-- START Material for this exercise --

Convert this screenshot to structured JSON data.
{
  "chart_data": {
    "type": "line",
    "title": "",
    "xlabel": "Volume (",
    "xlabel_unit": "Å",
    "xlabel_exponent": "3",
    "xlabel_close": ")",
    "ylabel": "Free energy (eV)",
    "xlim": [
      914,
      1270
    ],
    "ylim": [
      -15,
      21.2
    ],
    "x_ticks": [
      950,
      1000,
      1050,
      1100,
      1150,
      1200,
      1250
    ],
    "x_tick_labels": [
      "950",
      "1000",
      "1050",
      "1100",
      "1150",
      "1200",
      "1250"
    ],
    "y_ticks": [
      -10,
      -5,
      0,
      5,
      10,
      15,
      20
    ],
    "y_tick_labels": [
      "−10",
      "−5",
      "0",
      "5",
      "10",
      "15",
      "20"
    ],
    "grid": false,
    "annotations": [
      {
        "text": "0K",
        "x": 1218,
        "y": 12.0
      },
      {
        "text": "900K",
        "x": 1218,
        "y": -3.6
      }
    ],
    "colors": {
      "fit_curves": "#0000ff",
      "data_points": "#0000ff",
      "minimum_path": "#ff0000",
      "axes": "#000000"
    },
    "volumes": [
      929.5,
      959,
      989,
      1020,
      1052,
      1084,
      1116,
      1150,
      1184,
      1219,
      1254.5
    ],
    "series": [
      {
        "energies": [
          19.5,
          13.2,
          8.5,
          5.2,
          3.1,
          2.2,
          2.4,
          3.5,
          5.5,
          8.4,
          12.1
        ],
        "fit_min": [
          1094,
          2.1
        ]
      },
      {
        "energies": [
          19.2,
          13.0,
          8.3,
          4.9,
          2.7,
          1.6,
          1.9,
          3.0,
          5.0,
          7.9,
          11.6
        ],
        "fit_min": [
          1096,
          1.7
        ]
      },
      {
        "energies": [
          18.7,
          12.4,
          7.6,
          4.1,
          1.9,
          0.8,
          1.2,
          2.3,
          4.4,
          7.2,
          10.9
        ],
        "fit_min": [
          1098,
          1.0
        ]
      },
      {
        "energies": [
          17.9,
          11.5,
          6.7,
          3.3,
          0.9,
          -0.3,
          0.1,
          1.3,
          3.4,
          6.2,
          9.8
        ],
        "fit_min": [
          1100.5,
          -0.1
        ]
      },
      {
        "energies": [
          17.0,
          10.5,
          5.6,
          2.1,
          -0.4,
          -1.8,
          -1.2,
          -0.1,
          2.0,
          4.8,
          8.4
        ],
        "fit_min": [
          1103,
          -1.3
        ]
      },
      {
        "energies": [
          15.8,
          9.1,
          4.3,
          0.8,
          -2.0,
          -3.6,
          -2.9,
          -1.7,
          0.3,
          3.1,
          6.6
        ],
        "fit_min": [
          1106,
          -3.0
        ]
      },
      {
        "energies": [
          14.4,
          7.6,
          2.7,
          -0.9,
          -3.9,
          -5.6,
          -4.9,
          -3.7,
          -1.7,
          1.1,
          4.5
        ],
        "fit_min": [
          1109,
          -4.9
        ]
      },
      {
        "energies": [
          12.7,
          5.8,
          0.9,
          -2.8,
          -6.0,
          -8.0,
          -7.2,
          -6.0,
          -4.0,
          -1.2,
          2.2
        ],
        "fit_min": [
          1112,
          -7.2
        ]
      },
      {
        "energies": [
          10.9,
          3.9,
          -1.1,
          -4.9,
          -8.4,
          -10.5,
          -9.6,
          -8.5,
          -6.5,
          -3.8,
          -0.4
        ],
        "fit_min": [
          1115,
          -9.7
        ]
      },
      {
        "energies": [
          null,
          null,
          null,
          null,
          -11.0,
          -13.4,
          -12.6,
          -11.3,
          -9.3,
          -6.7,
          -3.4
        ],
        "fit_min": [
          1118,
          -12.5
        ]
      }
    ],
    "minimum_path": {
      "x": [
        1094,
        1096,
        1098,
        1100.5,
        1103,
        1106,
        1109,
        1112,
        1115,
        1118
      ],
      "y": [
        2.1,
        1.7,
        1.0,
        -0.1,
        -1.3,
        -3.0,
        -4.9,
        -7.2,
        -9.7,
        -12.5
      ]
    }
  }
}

-- END Material for this exercise --

Copy out each line exactly.

Result of the task:
Convert this screenshot to structured JSON data.
{
  "chart_data": {
    "type": "line",
    "title": "",
    "xlabel": "Volume (",
    "xlabel_unit": "Å",
    "xlabel_exponent": "3",
    "xlabel_close": ")",
    "ylabel": "Free energy (eV)",
    "xlim": [
      914,
      1270
    ],
    "ylim": [
      -15,
      21.2
    ],
    "x_ticks": [
      950,
      1000,
      1050,
      1100,
      1150,
      1200,
      1250
    ],
    "x_tick_labels": [
      "950",
      "1000",
      "1050",
      "1100",
      "1150",
      "1200",
      "1250"
    ],
    "y_ticks": [
      -10,
      -5,
      0,
      5,
      10,
      15,
      20
    ],
    "y_tick_labels": [
      "−10",
      "−5",
      "0",
      "5",
      "10",
      "15",
      "20"
    ],
    "grid": false,
    "annotations": [
      {
        "text": "0K",
        "x": 1218,
        "y": 12.0
      },
      {
        "text": "900K",
        "x": 1218,
        "y": -3.6
      }
    ],
    "colors": {
      "fit_curves": "#0000ff",
      "data_points": "#0000ff",
      "minimum_path": "#ff0000",
      "axes": "#000000"
    },
    "volumes": [
      929.5,
      959,
      989,
      1020,
      1052,
      1084,
      1116,
      1150,
      1184,
      1219,
      1254.5
    ],
    "series": [
      {
        "energies": [
          19.5,
          13.2,
          8.5,
          5.2,
          3.1,
          2.2,
          2.4,
          3.5,
          5.5,
          8.4,
          12.1
        ],
        "fit_min": [
          1094,
          2.1
        ]
      },
      {
        "energies": [
          19.2,
          13.0,
          8.3,
          4.9,
          2.7,
          1.6,
          1.9,
          3.0,
          5.0,
          7.9,
          11.6
        ],
        "fit_min": [
          1096,
          1.7
        ]
      },
      {
        "energies": [
          18.7,
          12.4,
          7.6,
          4.1,
          1.9,
          0.8,
          1.2,
          2.3,
          4.4,
          7.2,
          10.9
        ],
        "fit_min": [
          1098,
          1.0
        ]
      },
      {
        "energies": [
          17.9,
          11.5,
          6.7,
          3.3,
          0.9,
          -0.3,
          0.1,
          1.3,
          3.4,
          6.2,
          9.8
        ],
        "fit_min": [
          1100.5,
          -0.1
        ]
      },
      {
        "energies": [
          17.0,
          10.5,
          5.6,
          2.1,
          -0.4,
          -1.8,
          -1.2,
          -0.1,
          2.0,
          4.8,
          8.4
        ],
        "fit_min": [
          1103,
          -1.3
        ]
      },
      {
        "energies": [
          15.8,
          9.1,
          4.3,
          0.8,
          -2.0,
          -3.6,
          -2.9,
          -1.7,
          0.3,
          3.1,
          6.6
        ],
        "fit_min": [
          1106,
          -3.0
        ]
      },
      {
        "energies": [
          14.4,
          7.6,
          2.7,
          -0.9,
          -3.9,
          -5.6,
          -4.9,
          -3.7,
          -1.7,
          1.1,
          4.5
        ],
        "fit_min": [
          1109,
          -4.9
        ]
      },
      {
        "energies": [
          12.7,
          5.8,
          0.9,
          -2.8,
          -6.0,
          -8.0,
          -7.2,
          -6.0,
          -4.0,
          -1.2,
          2.2
        ],
        "fit_min": [
          1112,
          -7.2
        ]
      },
      {
        "energies": [
          10.9,
          3.9,
          -1.1,
          -4.9,
          -8.4,
          -10.5,
          -9.6,
          -8.5,
          -6.5,
          -3.8,
          -0.4
        ],
        "fit_min": [
          1115,
          -9.7
        ]
      },
      {
        "energies": [
          null,
          null,
          null,
          null,
          -11.0,
          -13.4,
          -12.6,
          -11.3,
          -9.3,
          -6.7,
          -3.4
        ],
        "fit_min": [
          1118,
          -12.5
        ]
      }
    ],
    "minimum_path": {
      "x": [
        1094,
        1096,
        1098,
        1100.5,
        1103,
        1106,
        1109,
        1112,
        1115,
        1118
      ],
      "y": [
        2.1,
        1.7,
        1.0,
        -0.1,
        -1.3,
        -3.0,
        -4.9,
        -7.2,
        -9.7,
        -12.5
      ]
    }
  }
}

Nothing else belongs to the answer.